_What is needed_.
Search the records that follow and extract every line containing the string "structured".

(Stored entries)

-*-*-

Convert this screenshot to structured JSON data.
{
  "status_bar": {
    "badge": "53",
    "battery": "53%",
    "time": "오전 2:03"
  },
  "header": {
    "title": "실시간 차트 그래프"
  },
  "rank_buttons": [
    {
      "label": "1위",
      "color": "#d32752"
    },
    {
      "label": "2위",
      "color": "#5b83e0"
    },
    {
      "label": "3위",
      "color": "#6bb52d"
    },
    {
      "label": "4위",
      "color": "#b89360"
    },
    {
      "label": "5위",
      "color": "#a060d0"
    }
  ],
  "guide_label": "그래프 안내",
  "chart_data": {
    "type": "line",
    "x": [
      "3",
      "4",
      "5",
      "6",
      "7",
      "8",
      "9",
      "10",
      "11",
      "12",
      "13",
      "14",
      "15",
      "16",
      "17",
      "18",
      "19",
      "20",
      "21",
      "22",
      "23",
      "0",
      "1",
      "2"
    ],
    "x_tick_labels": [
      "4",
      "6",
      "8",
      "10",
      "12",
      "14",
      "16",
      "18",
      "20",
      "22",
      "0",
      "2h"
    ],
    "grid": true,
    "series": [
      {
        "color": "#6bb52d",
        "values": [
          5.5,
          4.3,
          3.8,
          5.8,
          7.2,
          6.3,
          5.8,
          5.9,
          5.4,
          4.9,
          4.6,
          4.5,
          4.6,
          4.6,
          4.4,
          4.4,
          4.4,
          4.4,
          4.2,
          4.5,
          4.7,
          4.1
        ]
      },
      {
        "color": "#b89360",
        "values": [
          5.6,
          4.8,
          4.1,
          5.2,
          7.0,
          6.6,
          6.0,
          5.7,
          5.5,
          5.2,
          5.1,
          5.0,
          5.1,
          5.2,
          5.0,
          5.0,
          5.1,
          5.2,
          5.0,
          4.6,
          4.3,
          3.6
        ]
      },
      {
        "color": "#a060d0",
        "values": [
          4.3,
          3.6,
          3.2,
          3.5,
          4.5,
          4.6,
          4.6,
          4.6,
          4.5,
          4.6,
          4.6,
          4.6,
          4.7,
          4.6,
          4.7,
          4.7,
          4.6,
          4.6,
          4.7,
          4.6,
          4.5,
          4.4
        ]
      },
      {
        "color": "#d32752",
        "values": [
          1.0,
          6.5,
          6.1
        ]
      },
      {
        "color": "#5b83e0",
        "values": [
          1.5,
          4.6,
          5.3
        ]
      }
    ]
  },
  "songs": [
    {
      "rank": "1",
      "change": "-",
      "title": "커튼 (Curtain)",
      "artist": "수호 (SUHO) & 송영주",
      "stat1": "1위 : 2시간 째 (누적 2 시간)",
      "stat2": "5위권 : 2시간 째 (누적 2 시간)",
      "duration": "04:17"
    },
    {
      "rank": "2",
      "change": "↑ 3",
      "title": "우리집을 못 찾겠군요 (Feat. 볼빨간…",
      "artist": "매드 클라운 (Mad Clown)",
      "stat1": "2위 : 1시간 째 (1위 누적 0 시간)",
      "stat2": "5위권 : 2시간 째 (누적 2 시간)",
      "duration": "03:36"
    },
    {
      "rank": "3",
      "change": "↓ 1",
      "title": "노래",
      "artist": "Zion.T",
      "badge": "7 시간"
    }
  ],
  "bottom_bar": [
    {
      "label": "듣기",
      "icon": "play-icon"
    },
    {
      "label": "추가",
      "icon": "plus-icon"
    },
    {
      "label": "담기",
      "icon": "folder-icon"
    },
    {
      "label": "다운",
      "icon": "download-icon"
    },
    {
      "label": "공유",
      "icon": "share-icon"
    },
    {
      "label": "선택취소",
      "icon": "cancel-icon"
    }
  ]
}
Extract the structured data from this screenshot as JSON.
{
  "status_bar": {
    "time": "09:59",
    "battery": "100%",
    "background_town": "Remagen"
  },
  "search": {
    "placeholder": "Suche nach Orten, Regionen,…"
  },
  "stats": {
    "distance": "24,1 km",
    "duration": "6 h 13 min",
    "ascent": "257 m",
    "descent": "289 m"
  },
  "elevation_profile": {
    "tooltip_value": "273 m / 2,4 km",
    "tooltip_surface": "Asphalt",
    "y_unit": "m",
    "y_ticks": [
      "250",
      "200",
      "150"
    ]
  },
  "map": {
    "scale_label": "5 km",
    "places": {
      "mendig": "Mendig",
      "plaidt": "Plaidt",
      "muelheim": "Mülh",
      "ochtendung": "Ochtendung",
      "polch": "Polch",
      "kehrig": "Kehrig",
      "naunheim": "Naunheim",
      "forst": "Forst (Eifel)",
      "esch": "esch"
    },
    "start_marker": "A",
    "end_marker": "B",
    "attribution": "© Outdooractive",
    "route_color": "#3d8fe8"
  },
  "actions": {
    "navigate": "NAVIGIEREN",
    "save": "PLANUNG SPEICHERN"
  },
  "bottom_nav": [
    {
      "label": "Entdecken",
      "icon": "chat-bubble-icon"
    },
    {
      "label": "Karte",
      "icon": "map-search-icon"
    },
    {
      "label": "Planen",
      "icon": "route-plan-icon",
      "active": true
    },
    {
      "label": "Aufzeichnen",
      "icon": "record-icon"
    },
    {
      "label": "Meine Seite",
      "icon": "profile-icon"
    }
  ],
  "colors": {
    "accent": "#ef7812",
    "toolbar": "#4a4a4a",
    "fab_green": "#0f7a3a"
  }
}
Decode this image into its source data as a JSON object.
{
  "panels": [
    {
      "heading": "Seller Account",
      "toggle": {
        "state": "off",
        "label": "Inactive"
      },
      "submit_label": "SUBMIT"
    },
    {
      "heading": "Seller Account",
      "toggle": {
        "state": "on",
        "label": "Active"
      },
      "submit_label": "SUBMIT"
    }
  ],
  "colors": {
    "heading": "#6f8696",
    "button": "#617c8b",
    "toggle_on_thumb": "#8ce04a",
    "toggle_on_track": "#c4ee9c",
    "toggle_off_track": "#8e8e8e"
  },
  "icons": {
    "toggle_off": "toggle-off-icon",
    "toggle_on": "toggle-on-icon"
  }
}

-*-*-

_Written solution_.
Convert this screenshot to structured JSON data.
Extract the structured data from this screenshot as JSON.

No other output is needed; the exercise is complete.